>> start

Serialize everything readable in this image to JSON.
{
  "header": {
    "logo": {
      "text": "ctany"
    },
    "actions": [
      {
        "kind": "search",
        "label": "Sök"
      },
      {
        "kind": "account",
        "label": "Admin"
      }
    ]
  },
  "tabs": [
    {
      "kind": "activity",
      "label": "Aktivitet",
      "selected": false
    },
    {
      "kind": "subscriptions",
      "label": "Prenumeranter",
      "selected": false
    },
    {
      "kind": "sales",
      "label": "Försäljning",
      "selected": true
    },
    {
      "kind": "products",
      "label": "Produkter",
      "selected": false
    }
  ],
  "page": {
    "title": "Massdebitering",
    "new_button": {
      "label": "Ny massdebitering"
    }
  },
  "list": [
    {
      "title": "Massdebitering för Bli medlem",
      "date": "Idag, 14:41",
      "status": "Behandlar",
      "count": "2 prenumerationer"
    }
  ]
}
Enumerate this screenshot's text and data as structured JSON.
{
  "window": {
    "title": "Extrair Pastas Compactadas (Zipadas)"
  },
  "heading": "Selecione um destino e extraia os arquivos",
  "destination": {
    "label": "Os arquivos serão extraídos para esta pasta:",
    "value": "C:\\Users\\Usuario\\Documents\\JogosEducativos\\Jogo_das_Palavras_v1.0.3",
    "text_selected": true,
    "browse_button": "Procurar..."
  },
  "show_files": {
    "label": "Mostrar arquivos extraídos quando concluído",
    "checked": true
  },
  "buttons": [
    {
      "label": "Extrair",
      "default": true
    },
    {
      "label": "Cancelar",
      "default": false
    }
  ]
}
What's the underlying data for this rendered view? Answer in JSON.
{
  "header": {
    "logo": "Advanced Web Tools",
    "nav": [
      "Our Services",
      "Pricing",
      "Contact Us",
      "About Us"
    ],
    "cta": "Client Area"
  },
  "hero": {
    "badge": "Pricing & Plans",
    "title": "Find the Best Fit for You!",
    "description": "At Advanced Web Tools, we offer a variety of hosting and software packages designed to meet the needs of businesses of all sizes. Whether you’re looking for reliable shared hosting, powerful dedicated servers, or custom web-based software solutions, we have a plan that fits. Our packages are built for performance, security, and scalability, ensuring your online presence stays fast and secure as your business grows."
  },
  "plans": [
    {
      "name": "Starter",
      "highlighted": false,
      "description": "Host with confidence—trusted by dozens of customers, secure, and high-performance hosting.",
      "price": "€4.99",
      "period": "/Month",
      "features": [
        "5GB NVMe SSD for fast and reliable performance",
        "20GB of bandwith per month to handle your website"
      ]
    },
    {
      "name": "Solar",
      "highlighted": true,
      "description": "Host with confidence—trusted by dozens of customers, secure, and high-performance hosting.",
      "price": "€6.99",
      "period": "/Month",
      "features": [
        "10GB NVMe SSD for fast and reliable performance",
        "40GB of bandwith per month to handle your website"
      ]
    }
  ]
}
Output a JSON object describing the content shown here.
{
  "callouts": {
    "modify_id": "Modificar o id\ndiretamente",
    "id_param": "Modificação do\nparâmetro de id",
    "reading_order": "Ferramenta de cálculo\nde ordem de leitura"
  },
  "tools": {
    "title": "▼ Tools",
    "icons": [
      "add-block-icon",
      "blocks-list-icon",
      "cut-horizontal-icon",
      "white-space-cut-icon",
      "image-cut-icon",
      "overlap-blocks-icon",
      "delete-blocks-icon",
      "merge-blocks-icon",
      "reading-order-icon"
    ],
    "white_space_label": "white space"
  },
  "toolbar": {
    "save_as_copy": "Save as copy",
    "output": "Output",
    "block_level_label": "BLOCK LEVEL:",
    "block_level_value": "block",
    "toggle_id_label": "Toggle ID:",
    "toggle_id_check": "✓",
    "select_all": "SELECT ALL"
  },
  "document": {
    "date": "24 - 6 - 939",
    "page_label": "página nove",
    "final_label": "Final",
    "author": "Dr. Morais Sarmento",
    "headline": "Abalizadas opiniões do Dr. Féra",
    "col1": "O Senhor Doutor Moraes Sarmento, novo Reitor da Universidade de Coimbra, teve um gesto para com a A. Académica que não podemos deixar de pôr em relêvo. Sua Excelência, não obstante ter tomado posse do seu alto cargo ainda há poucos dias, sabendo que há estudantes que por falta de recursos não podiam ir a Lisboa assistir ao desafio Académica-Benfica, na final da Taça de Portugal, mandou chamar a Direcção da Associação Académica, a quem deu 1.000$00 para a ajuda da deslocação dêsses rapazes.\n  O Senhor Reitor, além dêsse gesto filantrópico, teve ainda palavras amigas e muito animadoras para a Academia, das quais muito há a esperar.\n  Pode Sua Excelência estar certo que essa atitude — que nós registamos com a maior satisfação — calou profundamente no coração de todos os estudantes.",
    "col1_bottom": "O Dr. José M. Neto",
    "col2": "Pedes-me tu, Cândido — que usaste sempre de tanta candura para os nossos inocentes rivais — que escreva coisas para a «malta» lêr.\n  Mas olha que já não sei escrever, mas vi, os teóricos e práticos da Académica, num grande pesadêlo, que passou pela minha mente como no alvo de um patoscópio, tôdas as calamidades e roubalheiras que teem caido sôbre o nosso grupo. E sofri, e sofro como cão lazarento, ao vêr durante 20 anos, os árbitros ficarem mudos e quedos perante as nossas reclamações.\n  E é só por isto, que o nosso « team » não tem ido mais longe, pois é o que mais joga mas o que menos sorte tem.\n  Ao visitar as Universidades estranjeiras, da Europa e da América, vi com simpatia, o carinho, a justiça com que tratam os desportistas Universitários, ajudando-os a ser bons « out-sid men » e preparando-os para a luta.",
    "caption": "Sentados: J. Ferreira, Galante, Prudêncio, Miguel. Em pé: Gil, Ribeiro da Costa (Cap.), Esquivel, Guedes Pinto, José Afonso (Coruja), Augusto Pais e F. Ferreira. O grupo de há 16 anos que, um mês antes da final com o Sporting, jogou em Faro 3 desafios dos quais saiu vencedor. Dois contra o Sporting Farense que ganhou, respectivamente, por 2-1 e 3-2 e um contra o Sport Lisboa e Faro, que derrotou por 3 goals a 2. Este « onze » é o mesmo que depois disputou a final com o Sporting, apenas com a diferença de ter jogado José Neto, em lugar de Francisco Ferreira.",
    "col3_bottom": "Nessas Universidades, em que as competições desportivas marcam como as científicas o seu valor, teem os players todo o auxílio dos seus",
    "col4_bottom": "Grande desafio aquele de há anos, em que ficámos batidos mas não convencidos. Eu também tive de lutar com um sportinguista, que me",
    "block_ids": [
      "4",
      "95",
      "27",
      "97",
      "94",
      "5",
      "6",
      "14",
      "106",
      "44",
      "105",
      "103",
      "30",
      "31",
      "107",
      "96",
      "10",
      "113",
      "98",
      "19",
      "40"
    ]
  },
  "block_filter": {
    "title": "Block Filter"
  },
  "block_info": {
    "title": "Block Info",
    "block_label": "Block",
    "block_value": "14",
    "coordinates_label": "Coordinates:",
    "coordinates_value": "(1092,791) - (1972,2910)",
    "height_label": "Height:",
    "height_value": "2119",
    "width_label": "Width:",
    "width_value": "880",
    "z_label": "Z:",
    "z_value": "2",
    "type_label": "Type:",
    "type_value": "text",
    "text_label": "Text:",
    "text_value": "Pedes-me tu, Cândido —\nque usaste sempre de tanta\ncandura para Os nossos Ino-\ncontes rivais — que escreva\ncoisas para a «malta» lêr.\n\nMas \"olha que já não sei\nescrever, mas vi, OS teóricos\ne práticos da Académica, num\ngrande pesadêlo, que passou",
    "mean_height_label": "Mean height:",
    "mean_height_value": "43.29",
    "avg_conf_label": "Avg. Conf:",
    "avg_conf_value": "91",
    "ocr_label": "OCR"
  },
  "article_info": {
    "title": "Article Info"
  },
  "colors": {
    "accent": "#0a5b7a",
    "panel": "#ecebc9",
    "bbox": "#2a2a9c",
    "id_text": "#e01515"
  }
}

>> end

• [Instructions for the task] Provide only the number of lines in the records containing the string "blocks".

• [Solution to the exercise] 4